### Short problem
Are you able to retype all the records below exactly?

### Provided data
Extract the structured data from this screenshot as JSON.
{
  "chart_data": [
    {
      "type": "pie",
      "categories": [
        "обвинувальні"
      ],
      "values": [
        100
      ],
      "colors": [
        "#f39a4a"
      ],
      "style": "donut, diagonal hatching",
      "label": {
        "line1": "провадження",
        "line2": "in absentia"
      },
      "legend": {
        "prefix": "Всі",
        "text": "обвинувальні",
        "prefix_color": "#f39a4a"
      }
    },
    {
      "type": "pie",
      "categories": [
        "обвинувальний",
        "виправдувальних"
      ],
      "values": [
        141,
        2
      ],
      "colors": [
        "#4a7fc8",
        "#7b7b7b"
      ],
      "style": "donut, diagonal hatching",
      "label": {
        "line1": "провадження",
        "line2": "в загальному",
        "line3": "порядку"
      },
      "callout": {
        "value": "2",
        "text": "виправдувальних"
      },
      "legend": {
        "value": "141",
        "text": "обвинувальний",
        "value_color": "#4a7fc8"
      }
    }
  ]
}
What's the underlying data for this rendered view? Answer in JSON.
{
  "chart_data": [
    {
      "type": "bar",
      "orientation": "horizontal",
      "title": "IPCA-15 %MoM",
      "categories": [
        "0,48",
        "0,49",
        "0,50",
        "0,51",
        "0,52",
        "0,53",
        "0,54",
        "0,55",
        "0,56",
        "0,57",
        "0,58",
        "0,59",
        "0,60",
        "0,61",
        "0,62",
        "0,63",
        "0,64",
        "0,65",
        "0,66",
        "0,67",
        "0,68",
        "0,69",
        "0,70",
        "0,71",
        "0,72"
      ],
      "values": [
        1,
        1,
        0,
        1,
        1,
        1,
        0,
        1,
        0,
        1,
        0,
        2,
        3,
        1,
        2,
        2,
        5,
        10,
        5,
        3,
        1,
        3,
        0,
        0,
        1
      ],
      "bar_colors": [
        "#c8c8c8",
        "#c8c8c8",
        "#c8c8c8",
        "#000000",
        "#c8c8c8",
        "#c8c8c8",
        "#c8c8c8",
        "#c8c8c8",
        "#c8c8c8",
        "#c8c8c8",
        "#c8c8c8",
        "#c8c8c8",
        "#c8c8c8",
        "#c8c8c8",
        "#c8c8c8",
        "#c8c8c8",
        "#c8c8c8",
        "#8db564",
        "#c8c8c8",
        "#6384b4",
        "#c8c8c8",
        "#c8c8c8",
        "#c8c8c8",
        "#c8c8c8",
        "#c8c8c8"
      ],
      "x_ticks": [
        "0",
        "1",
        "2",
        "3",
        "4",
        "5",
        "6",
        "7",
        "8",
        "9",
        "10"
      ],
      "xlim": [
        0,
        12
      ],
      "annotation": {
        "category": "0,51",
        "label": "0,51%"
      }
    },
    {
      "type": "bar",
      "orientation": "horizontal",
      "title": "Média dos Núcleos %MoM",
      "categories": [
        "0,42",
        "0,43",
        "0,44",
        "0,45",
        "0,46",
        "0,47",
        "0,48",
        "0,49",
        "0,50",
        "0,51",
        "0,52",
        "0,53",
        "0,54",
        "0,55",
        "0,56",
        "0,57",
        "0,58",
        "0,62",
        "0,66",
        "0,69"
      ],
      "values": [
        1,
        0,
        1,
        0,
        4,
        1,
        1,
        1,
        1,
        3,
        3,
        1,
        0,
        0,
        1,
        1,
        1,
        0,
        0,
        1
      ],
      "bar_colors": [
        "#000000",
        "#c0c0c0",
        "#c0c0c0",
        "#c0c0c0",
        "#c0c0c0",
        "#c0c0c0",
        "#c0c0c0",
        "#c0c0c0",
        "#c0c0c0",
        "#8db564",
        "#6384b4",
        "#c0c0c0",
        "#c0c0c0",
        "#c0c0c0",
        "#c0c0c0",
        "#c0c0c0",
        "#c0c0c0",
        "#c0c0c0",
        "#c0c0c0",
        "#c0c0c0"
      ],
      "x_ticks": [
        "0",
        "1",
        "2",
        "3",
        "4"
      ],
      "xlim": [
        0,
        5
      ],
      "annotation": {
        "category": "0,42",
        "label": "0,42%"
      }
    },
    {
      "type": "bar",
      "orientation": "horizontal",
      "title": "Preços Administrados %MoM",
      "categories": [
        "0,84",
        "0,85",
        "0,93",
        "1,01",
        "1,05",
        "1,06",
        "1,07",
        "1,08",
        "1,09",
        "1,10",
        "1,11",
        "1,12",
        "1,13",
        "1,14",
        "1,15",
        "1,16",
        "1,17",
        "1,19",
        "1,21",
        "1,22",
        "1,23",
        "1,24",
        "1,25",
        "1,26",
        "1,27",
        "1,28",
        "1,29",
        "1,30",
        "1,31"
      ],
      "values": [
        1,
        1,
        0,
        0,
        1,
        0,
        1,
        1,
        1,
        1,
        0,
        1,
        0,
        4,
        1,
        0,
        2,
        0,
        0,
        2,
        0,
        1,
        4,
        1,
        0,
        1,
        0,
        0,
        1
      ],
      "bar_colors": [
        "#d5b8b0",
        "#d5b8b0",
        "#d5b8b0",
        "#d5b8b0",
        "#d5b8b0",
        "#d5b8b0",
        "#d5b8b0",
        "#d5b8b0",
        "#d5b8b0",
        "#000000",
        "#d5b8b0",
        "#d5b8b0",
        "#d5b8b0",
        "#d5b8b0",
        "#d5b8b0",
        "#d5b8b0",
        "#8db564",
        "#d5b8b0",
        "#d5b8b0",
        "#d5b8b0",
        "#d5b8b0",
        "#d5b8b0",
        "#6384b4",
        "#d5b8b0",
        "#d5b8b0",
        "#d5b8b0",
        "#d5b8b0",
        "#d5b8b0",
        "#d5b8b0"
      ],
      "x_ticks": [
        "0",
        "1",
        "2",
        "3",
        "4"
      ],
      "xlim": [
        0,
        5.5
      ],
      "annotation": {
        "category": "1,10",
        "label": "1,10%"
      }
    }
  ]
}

### Task result
Extract the structured data from this screenshot as JSON.
{
  "chart_data": [
    {
      "type": "pie",
      "categories": [
        "обвинувальні"
      ],
      "values": [
        100
      ],
      "colors": [
        "#f39a4a"
      ],
      "style": "donut, diagonal hatching",
      "label": {
        "line1": "провадження",
        "line2": "in absentia"
      },
      "legend": {
        "prefix": "Всі",
        "text": "обвинувальні",
        "prefix_color": "#f39a4a"
      }
    },
    {
      "type": "pie",
      "categories": [
        "обвинувальний",
        "виправдувальних"
      ],
      "values": [
        141,
        2
      ],
      "colors": [
        "#4a7fc8",
        "#7b7b7b"
      ],
      "style": "donut, diagonal hatching",
      "label": {
        "line1": "провадження",
        "line2": "в загальному",
        "line3": "порядку"
      },
      "callout": {
        "value": "2",
        "text": "виправдувальних"
      },
      "legend": {
        "value": "141",
        "text": "обвинувальний",
        "value_color": "#4a7fc8"
      }
    }
  ]
}
What's the underlying data for this rendered view? Answer in JSON.
{
  "chart_data": [
    {
      "type": "bar",
      "orientation": "horizontal",
      "title": "IPCA-15 %MoM",
      "categories": [
        "0,48",
        "0,49",
        "0,50",
        "0,51",
        "0,52",
        "0,53",
        "0,54",
        "0,55",
        "0,56",
        "0,57",
        "0,58",
        "0,59",
        "0,60",
        "0,61",
        "0,62",
        "0,63",
        "0,64",
        "0,65",
        "0,66",
        "0,67",
        "0,68",
        "0,69",
        "0,70",
        "0,71",
        "0,72"
      ],
      "values": [
        1,
        1,
        0,
        1,
        1,
        1,
        0,
        1,
        0,
        1,
        0,
        2,
        3,
        1,
        2,
        2,
        5,
        10,
        5,
        3,
        1,
        3,
        0,
        0,
        1
      ],
      "bar_colors": [
        "#c8c8c8",
        "#c8c8c8",
        "#c8c8c8",
        "#000000",
        "#c8c8c8",
        "#c8c8c8",
        "#c8c8c8",
        "#c8c8c8",
        "#c8c8c8",
        "#c8c8c8",
        "#c8c8c8",
        "#c8c8c8",
        "#c8c8c8",
        "#c8c8c8",
        "#c8c8c8",
        "#c8c8c8",
        "#c8c8c8",
        "#8db564",
        "#c8c8c8",
        "#6384b4",
        "#c8c8c8",
        "#c8c8c8",
        "#c8c8c8",
        "#c8c8c8",
        "#c8c8c8"
      ],
      "x_ticks": [
        "0",
        "1",
        "2",
        "3",
        "4",
        "5",
        "6",
        "7",
        "8",
        "9",
        "10"
      ],
      "xlim": [
        0,
        12
      ],
      "annotation": {
        "category": "0,51",
        "label": "0,51%"
      }
    },
    {
      "type": "bar",
      "orientation": "horizontal",
      "title": "Média dos Núcleos %MoM",
      "categories": [
        "0,42",
        "0,43",
        "0,44",
        "0,45",
        "0,46",
        "0,47",
        "0,48",
        "0,49",
        "0,50",
        "0,51",
        "0,52",
        "0,53",
        "0,54",
        "0,55",
        "0,56",
        "0,57",
        "0,58",
        "0,62",
        "0,66",
        "0,69"
      ],
      "values": [
        1,
        0,
        1,
        0,
        4,
        1,
        1,
        1,
        1,
        3,
        3,
        1,
        0,
        0,
        1,
        1,
        1,
        0,
        0,
        1
      ],
      "bar_colors": [
        "#000000",
        "#c0c0c0",
        "#c0c0c0",
        "#c0c0c0",
        "#c0c0c0",
        "#c0c0c0",
        "#c0c0c0",
        "#c0c0c0",
        "#c0c0c0",
        "#8db564",
        "#6384b4",
        "#c0c0c0",
        "#c0c0c0",
        "#c0c0c0",
        "#c0c0c0",
        "#c0c0c0",
        "#c0c0c0",
        "#c0c0c0",
        "#c0c0c0",
        "#c0c0c0"
      ],
      "x_ticks": [
        "0",
        "1",
        "2",
        "3",
        "4"
      ],
      "xlim": [
        0,
        5
      ],
      "annotation": {
        "category": "0,42",
        "label": "0,42%"
      }
    },
    {
      "type": "bar",
      "orientation": "horizontal",
      "title": "Preços Administrados %MoM",
      "categories": [
        "0,84",
        "0,85",
        "0,93",
        "1,01",
        "1,05",
        "1,06",
        "1,07",
        "1,08",
        "1,09",
        "1,10",
        "1,11",
        "1,12",
        "1,13",
        "1,14",
        "1,15",
        "1,16",
        "1,17",
        "1,19",
        "1,21",
        "1,22",
        "1,23",
        "1,24",
        "1,25",
        "1,26",
        "1,27",
        "1,28",
        "1,29",
        "1,30",
        "1,31"
      ],
      "values": [
        1,
        1,
        0,
        0,
        1,
        0,
        1,
        1,
        1,
        1,
        0,
        1,
        0,
        4,
        1,
        0,
        2,
        0,
        0,
        2,
        0,
        1,
        4,
        1,
        0,
        1,
        0,
        0,
        1
      ],
      "bar_colors": [
        "#d5b8b0",
        "#d5b8b0",
        "#d5b8b0",
        "#d5b8b0",
        "#d5b8b0",
        "#d5b8b0",
        "#d5b8b0",
        "#d5b8b0",
        "#d5b8b0",
        "#000000",
        "#d5b8b0",
        "#d5b8b0",
        "#d5b8b0",
        "#d5b8b0",
        "#d5b8b0",
        "#d5b8b0",
        "#8db564",
        "#d5b8b0",
        "#d5b8b0",
        "#d5b8b0",
        "#d5b8b0",
        "#d5b8b0",
        "#6384b4",
        "#d5b8b0",
        "#d5b8b0",
        "#d5b8b0",
        "#d5b8b0",
        "#d5b8b0",
        "#d5b8b0"
      ],
      "x_ticks": [
        "0",
        "1",
        "2",
        "3",
        "4"
      ],
      "xlim": [
        0,
        5.5
      ],
      "annotation": {
        "category": "1,10",
        "label": "1,10%"
      }
    }
  ]
}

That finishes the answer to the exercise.